TASK PROMPT ▸ Output all the material that follows, exactly as given.

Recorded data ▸
++++++++++++++++++++

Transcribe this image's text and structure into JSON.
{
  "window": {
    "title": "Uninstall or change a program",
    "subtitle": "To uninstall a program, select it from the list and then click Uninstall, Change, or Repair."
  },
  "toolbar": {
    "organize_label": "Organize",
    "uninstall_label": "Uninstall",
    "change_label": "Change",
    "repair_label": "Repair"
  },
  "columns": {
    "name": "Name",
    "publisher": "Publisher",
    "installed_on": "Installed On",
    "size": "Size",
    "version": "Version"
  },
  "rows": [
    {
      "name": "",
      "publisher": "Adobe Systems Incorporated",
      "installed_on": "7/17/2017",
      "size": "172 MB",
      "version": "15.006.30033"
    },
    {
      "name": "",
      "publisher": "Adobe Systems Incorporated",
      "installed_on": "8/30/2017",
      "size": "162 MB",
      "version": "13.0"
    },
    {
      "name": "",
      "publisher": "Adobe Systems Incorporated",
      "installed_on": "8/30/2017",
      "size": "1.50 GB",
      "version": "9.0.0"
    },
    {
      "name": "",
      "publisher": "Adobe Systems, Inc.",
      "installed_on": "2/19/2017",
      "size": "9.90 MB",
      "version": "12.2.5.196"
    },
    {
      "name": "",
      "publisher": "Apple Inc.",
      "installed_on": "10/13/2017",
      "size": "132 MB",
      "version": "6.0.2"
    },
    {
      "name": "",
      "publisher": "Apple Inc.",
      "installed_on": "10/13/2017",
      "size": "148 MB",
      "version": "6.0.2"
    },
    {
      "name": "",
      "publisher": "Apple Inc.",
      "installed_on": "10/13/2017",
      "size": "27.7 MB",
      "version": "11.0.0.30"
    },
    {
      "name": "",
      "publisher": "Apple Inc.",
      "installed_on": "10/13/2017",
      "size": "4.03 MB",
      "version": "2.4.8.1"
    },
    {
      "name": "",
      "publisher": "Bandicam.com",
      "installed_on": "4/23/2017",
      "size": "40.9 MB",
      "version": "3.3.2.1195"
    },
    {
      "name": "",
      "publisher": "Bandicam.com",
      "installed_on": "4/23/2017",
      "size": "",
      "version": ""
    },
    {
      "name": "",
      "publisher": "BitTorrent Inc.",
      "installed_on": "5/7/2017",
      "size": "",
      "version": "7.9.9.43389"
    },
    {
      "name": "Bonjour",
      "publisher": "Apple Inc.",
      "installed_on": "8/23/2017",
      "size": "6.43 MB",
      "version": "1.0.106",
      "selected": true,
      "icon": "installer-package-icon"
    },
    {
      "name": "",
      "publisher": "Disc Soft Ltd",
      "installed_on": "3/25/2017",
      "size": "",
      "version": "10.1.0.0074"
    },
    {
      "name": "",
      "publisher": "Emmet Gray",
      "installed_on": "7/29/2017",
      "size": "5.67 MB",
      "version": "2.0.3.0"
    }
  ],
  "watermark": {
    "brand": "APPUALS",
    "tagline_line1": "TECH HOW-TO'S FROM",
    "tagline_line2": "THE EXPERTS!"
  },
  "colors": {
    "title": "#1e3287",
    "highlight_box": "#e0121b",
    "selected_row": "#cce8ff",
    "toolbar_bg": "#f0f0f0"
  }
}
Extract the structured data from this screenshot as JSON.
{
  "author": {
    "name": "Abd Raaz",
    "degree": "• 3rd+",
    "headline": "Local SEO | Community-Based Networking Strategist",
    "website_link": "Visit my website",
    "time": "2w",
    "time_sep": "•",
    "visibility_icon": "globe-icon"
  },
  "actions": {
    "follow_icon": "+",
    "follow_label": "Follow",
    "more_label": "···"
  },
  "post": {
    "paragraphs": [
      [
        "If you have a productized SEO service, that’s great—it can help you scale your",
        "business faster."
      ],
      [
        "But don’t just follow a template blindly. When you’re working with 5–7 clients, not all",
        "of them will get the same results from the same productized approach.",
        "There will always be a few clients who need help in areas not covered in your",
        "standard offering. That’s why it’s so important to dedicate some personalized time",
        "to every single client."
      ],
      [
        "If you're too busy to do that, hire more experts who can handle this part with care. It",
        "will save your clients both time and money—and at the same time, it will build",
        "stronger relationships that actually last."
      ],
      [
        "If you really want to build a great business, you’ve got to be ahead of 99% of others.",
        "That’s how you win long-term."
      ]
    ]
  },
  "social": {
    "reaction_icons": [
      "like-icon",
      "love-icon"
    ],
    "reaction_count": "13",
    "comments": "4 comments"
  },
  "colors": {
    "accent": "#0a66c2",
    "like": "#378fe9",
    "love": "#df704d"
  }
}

++++++++++++++++++++

ANSWER IN FULL ▸
Transcribe this image's text and structure into JSON.
{
  "window": {
    "title": "Uninstall or change a program",
    "subtitle": "To uninstall a program, select it from the list and then click Uninstall, Change, or Repair."
  },
  "toolbar": {
    "organize_label": "Organize",
    "uninstall_label": "Uninstall",
    "change_label": "Change",
    "repair_label": "Repair"
  },
  "columns": {
    "name": "Name",
    "publisher": "Publisher",
    "installed_on": "Installed On",
    "size": "Size",
    "version": "Version"
  },
  "rows": [
    {
      "name": "",
      "publisher": "Adobe Systems Incorporated",
      "installed_on": "7/17/2017",
      "size": "172 MB",
      "version": "15.006.30033"
    },
    {
      "name": "",
      "publisher": "Adobe Systems Incorporated",
      "installed_on": "8/30/2017",
      "size": "162 MB",
      "version": "13.0"
    },
    {
      "name": "",
      "publisher": "Adobe Systems Incorporated",
      "installed_on": "8/30/2017",
      "size": "1.50 GB",
      "version": "9.0.0"
    },
    {
      "name": "",
      "publisher": "Adobe Systems, Inc.",
      "installed_on": "2/19/2017",
      "size": "9.90 MB",
      "version": "12.2.5.196"
    },
    {
      "name": "",
      "publisher": "Apple Inc.",
      "installed_on": "10/13/2017",
      "size": "132 MB",
      "version": "6.0.2"
    },
    {
      "name": "",
      "publisher": "Apple Inc.",
      "installed_on": "10/13/2017",
      "size": "148 MB",
      "version": "6.0.2"
    },
    {
      "name": "",
      "publisher": "Apple Inc.",
      "installed_on": "10/13/2017",
      "size": "27.7 MB",
      "version": "11.0.0.30"
    },
    {
      "name": "",
      "publisher": "Apple Inc.",
      "installed_on": "10/13/2017",
      "size": "4.03 MB",
      "version": "2.4.8.1"
    },
    {
      "name": "",
      "publisher": "Bandicam.com",
      "installed_on": "4/23/2017",
      "size": "40.9 MB",
      "version": "3.3.2.1195"
    },
    {
      "name": "",
      "publisher": "Bandicam.com",
      "installed_on": "4/23/2017",
      "size": "",
      "version": ""
    },
    {
      "name": "",
      "publisher": "BitTorrent Inc.",
      "installed_on": "5/7/2017",
      "size": "",
      "version": "7.9.9.43389"
    },
    {
      "name": "Bonjour",
      "publisher": "Apple Inc.",
      "installed_on": "8/23/2017",
      "size": "6.43 MB",
      "version": "1.0.106",
      "selected": true,
      "icon": "installer-package-icon"
    },
    {
      "name": "",
      "publisher": "Disc Soft Ltd",
      "installed_on": "3/25/2017",
      "size": "",
      "version": "10.1.0.0074"
    },
    {
      "name": "",
      "publisher": "Emmet Gray",
      "installed_on": "7/29/2017",
      "size": "5.67 MB",
      "version": "2.0.3.0"
    }
  ],
  "watermark": {
    "brand": "APPUALS",
    "tagline_line1": "TECH HOW-TO'S FROM",
    "tagline_line2": "THE EXPERTS!"
  },
  "colors": {
    "title": "#1e3287",
    "highlight_box": "#e0121b",
    "selected_row": "#cce8ff",
    "toolbar_bg": "#f0f0f0"
  }
}
Extract the structured data from this screenshot as JSON.
{
  "author": {
    "name": "Abd Raaz",
    "degree": "• 3rd+",
    "headline": "Local SEO | Community-Based Networking Strategist",
    "website_link": "Visit my website",
    "time": "2w",
    "time_sep": "•",
    "visibility_icon": "globe-icon"
  },
  "actions": {
    "follow_icon": "+",
    "follow_label": "Follow",
    "more_label": "···"
  },
  "post": {
    "paragraphs": [
      [
        "If you have a productized SEO service, that’s great—it can help you scale your",
        "business faster."
      ],
      [
        "But don’t just follow a template blindly. When you’re working with 5–7 clients, not all",
        "of them will get the same results from the same productized approach.",
        "There will always be a few clients who need help in areas not covered in your",
        "standard offering. That’s why it’s so important to dedicate some personalized time",
        "to every single client."
      ],
      [
        "If you're too busy to do that, hire more experts who can handle this part with care. It",
        "will save your clients both time and money—and at the same time, it will build",
        "stronger relationships that actually last."
      ],
      [
        "If you really want to build a great business, you’ve got to be ahead of 99% of others.",
        "That’s how you win long-term."
      ]
    ]
  },
  "social": {
    "reaction_icons": [
      "like-icon",
      "love-icon"
    ],
    "reaction_count": "13",
    "comments": "4 comments"
  },
  "colors": {
    "accent": "#0a66c2",
    "like": "#378fe9",
    "love": "#df704d"
  }
}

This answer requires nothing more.